[Instruction]:
Isolate every line in the records below with "Negara" in it.

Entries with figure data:

╔══

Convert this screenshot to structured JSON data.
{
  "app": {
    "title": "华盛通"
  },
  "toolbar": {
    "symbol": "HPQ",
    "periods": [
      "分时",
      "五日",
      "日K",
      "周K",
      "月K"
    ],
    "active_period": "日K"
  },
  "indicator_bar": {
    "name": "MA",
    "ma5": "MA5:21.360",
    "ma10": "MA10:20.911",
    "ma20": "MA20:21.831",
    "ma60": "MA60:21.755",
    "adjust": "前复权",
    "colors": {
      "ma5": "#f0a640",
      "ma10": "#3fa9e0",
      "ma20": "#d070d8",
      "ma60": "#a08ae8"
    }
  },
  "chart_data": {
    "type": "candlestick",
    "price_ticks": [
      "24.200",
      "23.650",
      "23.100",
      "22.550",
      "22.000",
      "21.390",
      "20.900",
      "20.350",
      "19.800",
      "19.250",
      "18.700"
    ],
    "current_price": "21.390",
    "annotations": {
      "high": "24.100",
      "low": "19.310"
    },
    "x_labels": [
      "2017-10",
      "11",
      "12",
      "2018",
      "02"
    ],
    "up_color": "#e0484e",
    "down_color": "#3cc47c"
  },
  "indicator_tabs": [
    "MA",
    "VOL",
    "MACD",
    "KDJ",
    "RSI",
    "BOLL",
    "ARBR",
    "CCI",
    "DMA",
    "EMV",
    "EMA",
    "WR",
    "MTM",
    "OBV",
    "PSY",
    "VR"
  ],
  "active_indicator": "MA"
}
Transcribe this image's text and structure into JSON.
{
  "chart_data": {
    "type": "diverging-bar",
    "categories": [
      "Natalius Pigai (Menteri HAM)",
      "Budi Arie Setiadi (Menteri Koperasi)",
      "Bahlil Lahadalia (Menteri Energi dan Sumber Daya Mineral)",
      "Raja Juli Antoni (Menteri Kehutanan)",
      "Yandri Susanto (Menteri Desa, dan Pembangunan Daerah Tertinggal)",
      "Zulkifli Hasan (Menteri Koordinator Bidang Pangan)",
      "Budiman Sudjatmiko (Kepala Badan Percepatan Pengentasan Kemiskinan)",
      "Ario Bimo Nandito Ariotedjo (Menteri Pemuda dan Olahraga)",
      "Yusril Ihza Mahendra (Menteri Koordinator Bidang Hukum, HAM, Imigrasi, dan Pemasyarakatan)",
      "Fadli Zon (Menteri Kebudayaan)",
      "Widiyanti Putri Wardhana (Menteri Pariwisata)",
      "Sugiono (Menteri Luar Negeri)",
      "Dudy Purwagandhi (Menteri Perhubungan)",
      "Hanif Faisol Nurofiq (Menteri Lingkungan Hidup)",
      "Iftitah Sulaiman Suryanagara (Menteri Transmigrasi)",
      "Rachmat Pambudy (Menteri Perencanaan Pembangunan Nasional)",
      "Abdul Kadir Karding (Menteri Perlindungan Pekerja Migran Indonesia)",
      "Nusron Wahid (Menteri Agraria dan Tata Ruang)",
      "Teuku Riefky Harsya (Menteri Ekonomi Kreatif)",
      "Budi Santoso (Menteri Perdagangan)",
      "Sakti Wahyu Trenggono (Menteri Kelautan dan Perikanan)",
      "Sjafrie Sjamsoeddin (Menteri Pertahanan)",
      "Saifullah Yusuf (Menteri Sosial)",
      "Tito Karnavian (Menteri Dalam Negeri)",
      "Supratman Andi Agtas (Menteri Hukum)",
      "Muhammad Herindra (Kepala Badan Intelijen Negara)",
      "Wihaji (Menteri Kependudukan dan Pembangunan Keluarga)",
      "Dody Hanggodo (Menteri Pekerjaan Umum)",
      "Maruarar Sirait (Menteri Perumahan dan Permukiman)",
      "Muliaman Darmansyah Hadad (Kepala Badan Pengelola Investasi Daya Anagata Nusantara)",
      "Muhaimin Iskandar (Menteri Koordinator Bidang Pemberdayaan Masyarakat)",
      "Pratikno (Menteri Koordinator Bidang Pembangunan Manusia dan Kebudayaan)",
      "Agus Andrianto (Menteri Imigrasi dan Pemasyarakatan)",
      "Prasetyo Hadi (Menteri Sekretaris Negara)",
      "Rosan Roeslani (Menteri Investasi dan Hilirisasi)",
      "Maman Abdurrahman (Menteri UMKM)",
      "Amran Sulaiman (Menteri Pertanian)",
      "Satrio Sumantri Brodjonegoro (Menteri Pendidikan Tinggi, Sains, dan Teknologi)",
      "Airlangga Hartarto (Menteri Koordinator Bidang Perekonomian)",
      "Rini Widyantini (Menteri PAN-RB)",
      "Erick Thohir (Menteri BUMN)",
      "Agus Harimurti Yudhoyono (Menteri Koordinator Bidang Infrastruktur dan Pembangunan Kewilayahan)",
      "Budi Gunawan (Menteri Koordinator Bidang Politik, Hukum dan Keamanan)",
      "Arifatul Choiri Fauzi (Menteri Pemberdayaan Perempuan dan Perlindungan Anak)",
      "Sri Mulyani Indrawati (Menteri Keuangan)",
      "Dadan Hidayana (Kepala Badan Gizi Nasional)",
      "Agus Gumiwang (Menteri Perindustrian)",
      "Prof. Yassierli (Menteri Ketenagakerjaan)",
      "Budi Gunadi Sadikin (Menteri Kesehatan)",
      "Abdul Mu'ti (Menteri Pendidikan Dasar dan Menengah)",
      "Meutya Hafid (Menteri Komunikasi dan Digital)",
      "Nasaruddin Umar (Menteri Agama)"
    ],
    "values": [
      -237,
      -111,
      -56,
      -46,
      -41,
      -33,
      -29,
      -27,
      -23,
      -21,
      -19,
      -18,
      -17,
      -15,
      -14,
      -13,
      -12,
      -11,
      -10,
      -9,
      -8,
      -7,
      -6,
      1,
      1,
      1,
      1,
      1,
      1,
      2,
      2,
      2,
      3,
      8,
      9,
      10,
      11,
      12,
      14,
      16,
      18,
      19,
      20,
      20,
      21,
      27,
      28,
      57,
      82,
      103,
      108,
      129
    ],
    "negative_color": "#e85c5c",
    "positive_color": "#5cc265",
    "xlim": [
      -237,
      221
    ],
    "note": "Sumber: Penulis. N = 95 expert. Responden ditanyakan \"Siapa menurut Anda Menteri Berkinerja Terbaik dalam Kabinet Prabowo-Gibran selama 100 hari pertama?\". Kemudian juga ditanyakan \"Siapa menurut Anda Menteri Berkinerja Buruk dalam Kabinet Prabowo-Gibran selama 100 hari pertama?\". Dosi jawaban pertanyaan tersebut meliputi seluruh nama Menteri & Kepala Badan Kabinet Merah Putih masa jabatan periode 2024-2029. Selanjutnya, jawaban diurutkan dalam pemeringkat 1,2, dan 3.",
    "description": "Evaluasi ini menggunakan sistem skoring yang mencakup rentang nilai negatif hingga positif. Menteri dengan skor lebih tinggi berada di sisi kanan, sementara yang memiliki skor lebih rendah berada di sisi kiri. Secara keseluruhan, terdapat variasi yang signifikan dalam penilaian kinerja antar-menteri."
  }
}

╚══

[Full response]:
      "Muhammad Herindra (Kepala Badan Intelijen Negara)",
      "Prasetyo Hadi (Menteri Sekretaris Negara)",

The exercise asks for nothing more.